■ **WHAT TO DO**
Write out all of the entries that follow, word for word, but skip the pictures.

** Start of INFORMATION PROVIDED **

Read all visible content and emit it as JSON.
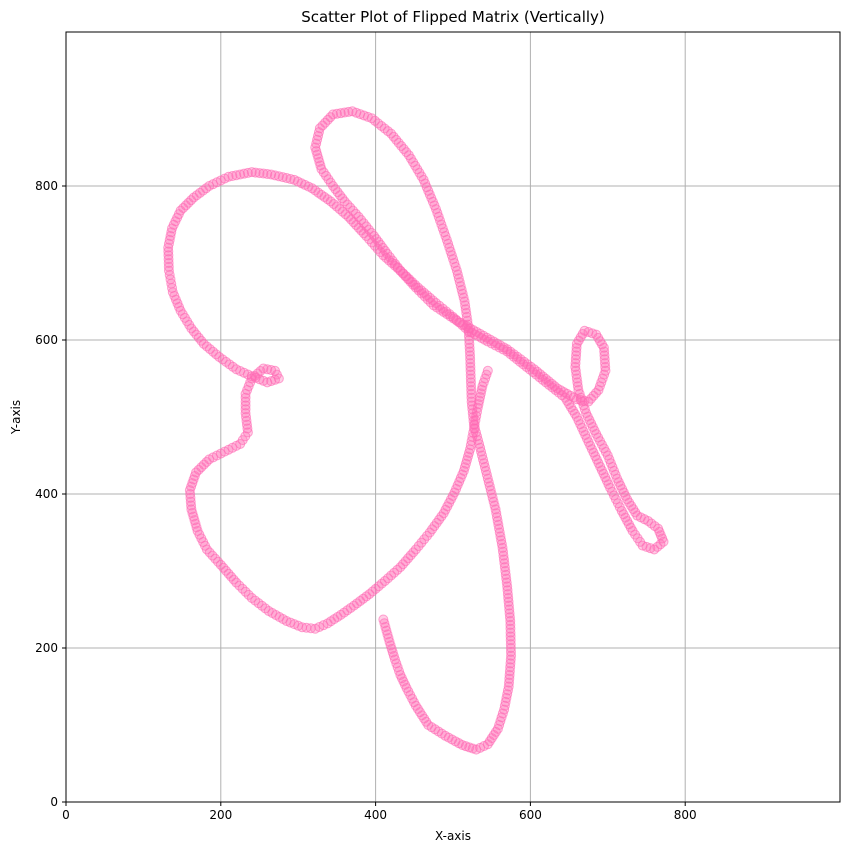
{
  "chart_data": {
    "type": "scatter",
    "title": "Scatter Plot of Flipped Matrix (Vertically)",
    "xlabel": "X-axis",
    "ylabel": "Y-axis",
    "xlim": [
      0,
      1000
    ],
    "ylim": [
      0,
      1000
    ],
    "xticks": [
      0,
      200,
      400,
      600,
      800
    ],
    "yticks": [
      0,
      200,
      400,
      600,
      800
    ],
    "grid": true,
    "marker_color": "#ff69b4",
    "marker_opacity": 0.6,
    "points": [
      [
        410,
        237
      ],
      [
        418,
        208
      ],
      [
        425,
        185
      ],
      [
        432,
        165
      ],
      [
        440,
        148
      ],
      [
        452,
        125
      ],
      [
        468,
        100
      ],
      [
        490,
        86
      ],
      [
        512,
        74
      ],
      [
        530,
        68
      ],
      [
        545,
        75
      ],
      [
        558,
        95
      ],
      [
        566,
        120
      ],
      [
        572,
        150
      ],
      [
        575,
        190
      ],
      [
        574,
        235
      ],
      [
        570,
        280
      ],
      [
        564,
        330
      ],
      [
        555,
        380
      ],
      [
        545,
        420
      ],
      [
        535,
        460
      ],
      [
        527,
        490
      ],
      [
        524,
        520
      ],
      [
        523,
        550
      ],
      [
        522,
        580
      ],
      [
        520,
        615
      ],
      [
        515,
        650
      ],
      [
        505,
        690
      ],
      [
        492,
        730
      ],
      [
        478,
        770
      ],
      [
        462,
        808
      ],
      [
        443,
        840
      ],
      [
        420,
        868
      ],
      [
        395,
        888
      ],
      [
        370,
        897
      ],
      [
        345,
        893
      ],
      [
        328,
        875
      ],
      [
        322,
        850
      ],
      [
        330,
        822
      ],
      [
        345,
        800
      ],
      [
        360,
        780
      ],
      [
        378,
        760
      ],
      [
        398,
        735
      ],
      [
        415,
        712
      ],
      [
        432,
        690
      ],
      [
        452,
        668
      ],
      [
        475,
        645
      ],
      [
        505,
        625
      ],
      [
        535,
        608
      ],
      [
        570,
        588
      ],
      [
        605,
        562
      ],
      [
        635,
        537
      ],
      [
        660,
        523
      ],
      [
        675,
        520
      ],
      [
        688,
        535
      ],
      [
        697,
        560
      ],
      [
        695,
        590
      ],
      [
        685,
        607
      ],
      [
        670,
        612
      ],
      [
        660,
        595
      ],
      [
        658,
        565
      ],
      [
        662,
        535
      ],
      [
        672,
        505
      ],
      [
        685,
        478
      ],
      [
        700,
        450
      ],
      [
        712,
        420
      ],
      [
        725,
        393
      ],
      [
        738,
        372
      ],
      [
        752,
        365
      ],
      [
        765,
        355
      ],
      [
        772,
        338
      ],
      [
        760,
        328
      ],
      [
        745,
        333
      ],
      [
        732,
        352
      ],
      [
        718,
        378
      ],
      [
        703,
        408
      ],
      [
        688,
        440
      ],
      [
        673,
        472
      ],
      [
        660,
        500
      ],
      [
        645,
        525
      ],
      [
        620,
        545
      ],
      [
        595,
        565
      ],
      [
        570,
        585
      ],
      [
        545,
        598
      ],
      [
        520,
        612
      ],
      [
        500,
        630
      ],
      [
        478,
        648
      ],
      [
        455,
        668
      ],
      [
        432,
        690
      ],
      [
        410,
        710
      ],
      [
        388,
        735
      ],
      [
        365,
        760
      ],
      [
        342,
        780
      ],
      [
        318,
        797
      ],
      [
        295,
        808
      ],
      [
        265,
        815
      ],
      [
        240,
        818
      ],
      [
        210,
        812
      ],
      [
        185,
        800
      ],
      [
        165,
        785
      ],
      [
        148,
        768
      ],
      [
        137,
        745
      ],
      [
        132,
        720
      ],
      [
        133,
        690
      ],
      [
        138,
        662
      ],
      [
        148,
        638
      ],
      [
        162,
        615
      ],
      [
        178,
        595
      ],
      [
        198,
        578
      ],
      [
        220,
        562
      ],
      [
        240,
        553
      ],
      [
        260,
        545
      ],
      [
        275,
        550
      ],
      [
        270,
        560
      ],
      [
        255,
        563
      ],
      [
        240,
        550
      ],
      [
        232,
        530
      ],
      [
        232,
        505
      ],
      [
        235,
        480
      ],
      [
        225,
        465
      ],
      [
        205,
        455
      ],
      [
        185,
        445
      ],
      [
        168,
        428
      ],
      [
        160,
        405
      ],
      [
        162,
        380
      ],
      [
        170,
        352
      ],
      [
        182,
        328
      ],
      [
        200,
        308
      ],
      [
        220,
        285
      ],
      [
        240,
        265
      ],
      [
        262,
        248
      ],
      [
        285,
        235
      ],
      [
        305,
        227
      ],
      [
        322,
        225
      ],
      [
        338,
        232
      ],
      [
        355,
        243
      ],
      [
        372,
        255
      ],
      [
        392,
        270
      ],
      [
        412,
        287
      ],
      [
        432,
        305
      ],
      [
        452,
        328
      ],
      [
        470,
        350
      ],
      [
        488,
        375
      ],
      [
        502,
        402
      ],
      [
        514,
        430
      ],
      [
        522,
        458
      ],
      [
        527,
        485
      ],
      [
        532,
        512
      ],
      [
        538,
        540
      ],
      [
        545,
        560
      ]
    ]
  }
}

** End of INFORMATION PROVIDED **

■ **TASK OUTPUT**
Read all visible content and emit it as JSON.
{
  "chart_data": {
    "type": "scatter",
    "title": "Scatter Plot of Flipped Matrix (Vertically)",
    "xlabel": "X-axis",
    "ylabel": "Y-axis",
    "xlim": [
      0,
      1000
    ],
    "ylim": [
      0,
      1000
    ],
    "xticks": [
      0,
      200,
      400,
      600,
      800
    ],
    "yticks": [
      0,
      200,
      400,
      600,
      800
    ],
    "grid": true,
    "marker_color": "#ff69b4",
    "marker_opacity": 0.6,
    "points": [
      [
        410,
        237
      ],
      [
        418,
        208
      ],
      [
        425,
        185
      ],
      [
        432,
        165
      ],
      [
        440,
        148
      ],
      [
        452,
        125
      ],
      [
        468,
        100
      ],
      [
        490,
        86
      ],
      [
        512,
        74
      ],
      [
        530,
        68
      ],
      [
        545,
        75
      ],
      [
        558,
        95
      ],
      [
        566,
        120
      ],
      [
        572,
        150
      ],
      [
        575,
        190
      ],
      [
        574,
        235
      ],
      [
        570,
        280
      ],
      [
        564,
        330
      ],
      [
        555,
        380
      ],
      [
        545,
        420
      ],
      [
        535,
        460
      ],
      [
        527,
        490
      ],
      [
        524,
        520
      ],
      [
        523,
        550
      ],
      [
        522,
        580
      ],
      [
        520,
        615
      ],
      [
        515,
        650
      ],
      [
        505,
        690
      ],
      [
        492,
        730
      ],
      [
        478,
        770
      ],
      [
        462,
        808
      ],
      [
        443,
        840
      ],
      [
        420,
        868
      ],
      [
        395,
        888
      ],
      [
        370,
        897
      ],
      [
        345,
        893
      ],
      [
        328,
        875
      ],
      [
        322,
        850
      ],
      [
        330,
        822
      ],
      [
        345,
        800
      ],
      [
        360,
        780
      ],
      [
        378,
        760
      ],
      [
        398,
        735
      ],
      [
        415,
        712
      ],
      [
        432,
        690
      ],
      [
        452,
        668
      ],
      [
        475,
        645
      ],
      [
        505,
        625
      ],
      [
        535,
        608
      ],
      [
        570,
        588
      ],
      [
        605,
        562
      ],
      [
        635,
        537
      ],
      [
        660,
        523
      ],
      [
        675,
        520
      ],
      [
        688,
        535
      ],
      [
        697,
        560
      ],
      [
        695,
        590
      ],
      [
        685,
        607
      ],
      [
        670,
        612
      ],
      [
        660,
        595
      ],
      [
        658,
        565
      ],
      [
        662,
        535
      ],
      [
        672,
        505
      ],
      [
        685,
        478
      ],
      [
        700,
        450
      ],
      [
        712,
        420
      ],
      [
        725,
        393
      ],
      [
        738,
        372
      ],
      [
        752,
        365
      ],
      [
        765,
        355
      ],
      [
        772,
        338
      ],
      [
        760,
        328
      ],
      [
        745,
        333
      ],
      [
        732,
        352
      ],
      [
        718,
        378
      ],
      [
        703,
        408
      ],
      [
        688,
        440
      ],
      [
        673,
        472
      ],
      [
        660,
        500
      ],
      [
        645,
        525
      ],
      [
        620,
        545
      ],
      [
        595,
        565
      ],
      [
        570,
        585
      ],
      [
        545,
        598
      ],
      [
        520,
        612
      ],
      [
        500,
        630
      ],
      [
        478,
        648
      ],
      [
        455,
        668
      ],
      [
        432,
        690
      ],
      [
        410,
        710
      ],
      [
        388,
        735
      ],
      [
        365,
        760
      ],
      [
        342,
        780
      ],
      [
        318,
        797
      ],
      [
        295,
        808
      ],
      [
        265,
        815
      ],
      [
        240,
        818
      ],
      [
        210,
        812
      ],
      [
        185,
        800
      ],
      [
        165,
        785
      ],
      [
        148,
        768
      ],
      [
        137,
        745
      ],
      [
        132,
        720
      ],
      [
        133,
        690
      ],
      [
        138,
        662
      ],
      [
        148,
        638
      ],
      [
        162,
        615
      ],
      [
        178,
        595
      ],
      [
        198,
        578
      ],
      [
        220,
        562
      ],
      [
        240,
        553
      ],
      [
        260,
        545
      ],
      [
        275,
        550
      ],
      [
        270,
        560
      ],
      [
        255,
        563
      ],
      [
        240,
        550
      ],
      [
        232,
        530
      ],
      [
        232,
        505
      ],
      [
        235,
        480
      ],
      [
        225,
        465
      ],
      [
        205,
        455
      ],
      [
        185,
        445
      ],
      [
        168,
        428
      ],
      [
        160,
        405
      ],
      [
        162,
        380
      ],
      [
        170,
        352
      ],
      [
        182,
        328
      ],
      [
        200,
        308
      ],
      [
        220,
        285
      ],
      [
        240,
        265
      ],
      [
        262,
        248
      ],
      [
        285,
        235
      ],
      [
        305,
        227
      ],
      [
        322,
        225
      ],
      [
        338,
        232
      ],
      [
        355,
        243
      ],
      [
        372,
        255
      ],
      [
        392,
        270
      ],
      [
        412,
        287
      ],
      [
        432,
        305
      ],
      [
        452,
        328
      ],
      [
        470,
        350
      ],
      [
        488,
        375
      ],
      [
        502,
        402
      ],
      [
        514,
        430
      ],
      [
        522,
        458
      ],
      [
        527,
        485
      ],
      [
        532,
        512
      ],
      [
        538,
        540
      ],
      [
        545,
        560
      ]
    ]
  }
}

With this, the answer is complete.